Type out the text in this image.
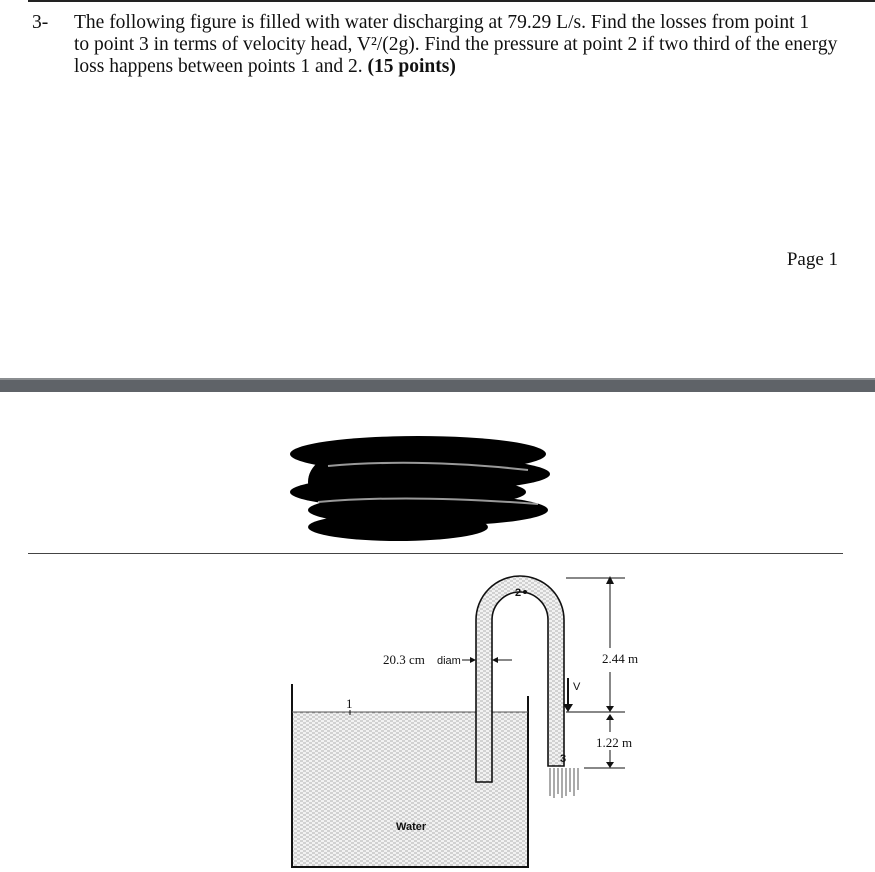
3- The following figure is filled with water discharging at 79.29 L/s. Find the losses from point 1
to point 3 in terms of velocity head, V²/(2g). Find the pressure at point 2 if two third of the energy
loss happens between points 1 and 2. (15 points)
Page 1
1
2
3
V
20.3 cm diam	2.44 m
1.22 m
Water
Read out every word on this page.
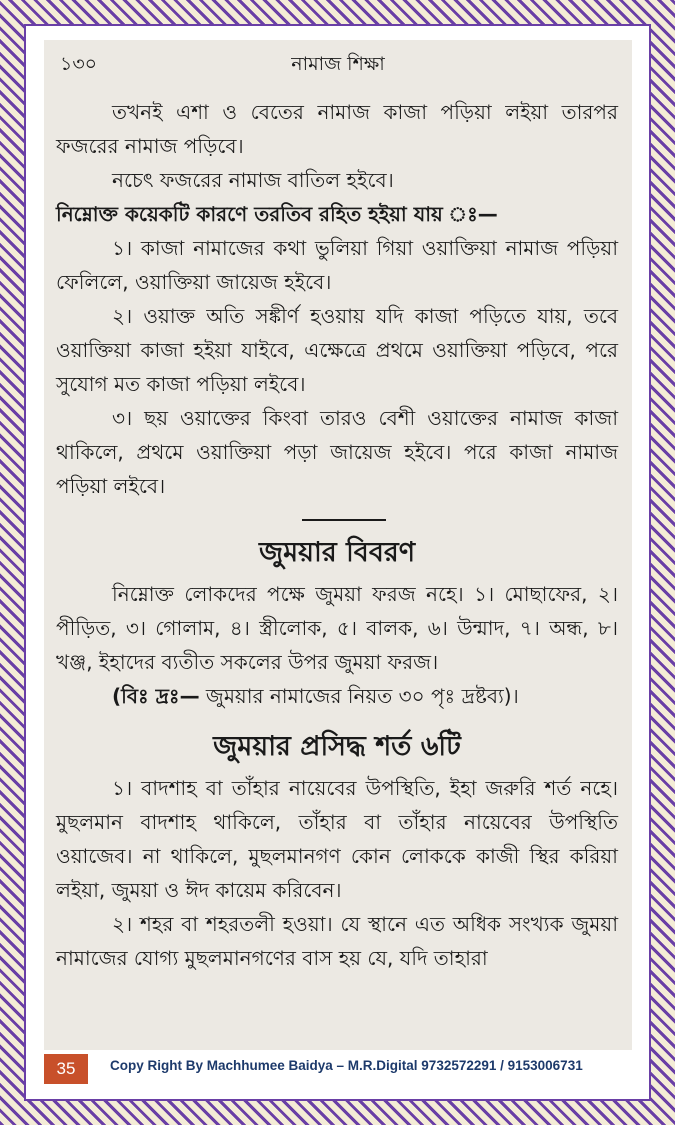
১৩০	নামাজ শিক্ষা

তখনই এশা ও বেতের নামাজ কাজা পড়িয়া লইয়া তারপর ফজরের নামাজ পড়িবে।

নচেৎ ফজরের নামাজ বাতিল হইবে।

নিম্নোক্ত কয়েকটি কারণে তরতিব রহিত হইয়া যায় ঃ—

১। কাজা নামাজের কথা ভুলিয়া গিয়া ওয়াক্তিয়া নামাজ পড়িয়া ফেলিলে, ওয়াক্তিয়া জায়েজ হইবে।

২। ওয়াক্ত অতি সঙ্কীর্ণ হওয়ায় যদি কাজা পড়িতে যায়, তবে ওয়াক্তিয়া কাজা হইয়া যাইবে, এক্ষেত্রে প্রথমে ওয়াক্তিয়া পড়িবে, পরে সুযোগ মত কাজা পড়িয়া লইবে।

৩। ছয় ওয়াক্তের কিংবা তারও বেশী ওয়াক্তের নামাজ কাজা থাকিলে, প্রথমে ওয়াক্তিয়া পড়া জায়েজ হইবে। পরে কাজা নামাজ পড়িয়া লইবে।

জুময়ার বিবরণ

নিম্নোক্ত লোকদের পক্ষে জুময়া ফরজ নহে। ১। মোছাফের, ২। পীড়িত, ৩। গোলাম, ৪। স্ত্রীলোক, ৫। বালক, ৬। উন্মাদ, ৭। অন্ধ, ৮। খঞ্জ, ইহাদের ব্যতীত সকলের উপর জুময়া ফরজ।

(বিঃ দ্রঃ— জুময়ার নামাজের নিয়ত ৩০ পৃঃ দ্রষ্টব্য)।

জুময়ার প্রসিদ্ধ শর্ত ৬টি

১। বাদশাহ বা তাঁহার নায়েবের উপস্থিতি, ইহা জরুরি শর্ত নহে। মুছলমান বাদশাহ থাকিলে, তাঁহার বা তাঁহার নায়েবের উপস্থিতি ওয়াজেব। না থাকিলে, মুছলমানগণ কোন লোককে কাজী স্থির করিয়া লইয়া, জুময়া ও ঈদ কায়েম করিবেন।

২। শহর বা শহরতলী হওয়া। যে স্থানে এত অধিক সংখ্যক জুময়া নামাজের যোগ্য মুছলমানগণের বাস হয় যে, যদি তাহারা

35	Copy Right By Machhumee Baidya – M.R.Digital 9732572291 / 9153006731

=== WRITTEN REQUEST ===
Copy the listing exactly. Any image in it stays out of the copy.

=== TASK RESPONSE ===
Type out the text in this image.
3- The following figure is filled with water discharging at 79.29 L/s. Find the losses from point 1
to point 3 in terms of velocity head, V²/(2g). Find the pressure at point 2 if two third of the energy
loss happens between points 1 and 2. (15 points)
Page 1
1
2
3
V
20.3 cm diam	2.44 m
1.22 m
Water
Read out every word on this page.
১৩০	নামাজ শিক্ষা

তখনই এশা ও বেতের নামাজ কাজা পড়িয়া লইয়া তারপর ফজরের নামাজ পড়িবে।

নচেৎ ফজরের নামাজ বাতিল হইবে।

নিম্নোক্ত কয়েকটি কারণে তরতিব রহিত হইয়া যায় ঃ—

১। কাজা নামাজের কথা ভুলিয়া গিয়া ওয়াক্তিয়া নামাজ পড়িয়া ফেলিলে, ওয়াক্তিয়া জায়েজ হইবে।

২। ওয়াক্ত অতি সঙ্কীর্ণ হওয়ায় যদি কাজা পড়িতে যায়, তবে ওয়াক্তিয়া কাজা হইয়া যাইবে, এক্ষেত্রে প্রথমে ওয়াক্তিয়া পড়িবে, পরে সুযোগ মত কাজা পড়িয়া লইবে।

৩। ছয় ওয়াক্তের কিংবা তারও বেশী ওয়াক্তের নামাজ কাজা থাকিলে, প্রথমে ওয়াক্তিয়া পড়া জায়েজ হইবে। পরে কাজা নামাজ পড়িয়া লইবে।

জুময়ার বিবরণ

নিম্নোক্ত লোকদের পক্ষে জুময়া ফরজ নহে। ১। মোছাফের, ২। পীড়িত, ৩। গোলাম, ৪। স্ত্রীলোক, ৫। বালক, ৬। উন্মাদ, ৭। অন্ধ, ৮। খঞ্জ, ইহাদের ব্যতীত সকলের উপর জুময়া ফরজ।

(বিঃ দ্রঃ— জুময়ার নামাজের নিয়ত ৩০ পৃঃ দ্রষ্টব্য)।

জুময়ার প্রসিদ্ধ শর্ত ৬টি

১। বাদশাহ বা তাঁহার নায়েবের উপস্থিতি, ইহা জরুরি শর্ত নহে। মুছলমান বাদশাহ থাকিলে, তাঁহার বা তাঁহার নায়েবের উপস্থিতি ওয়াজেব। না থাকিলে, মুছলমানগণ কোন লোককে কাজী স্থির করিয়া লইয়া, জুময়া ও ঈদ কায়েম করিবেন।

২। শহর বা শহরতলী হওয়া। যে স্থানে এত অধিক সংখ্যক জুময়া নামাজের যোগ্য মুছলমানগণের বাস হয় যে, যদি তাহারা

35	Copy Right By Machhumee Baidya – M.R.Digital 9732572291 / 9153006731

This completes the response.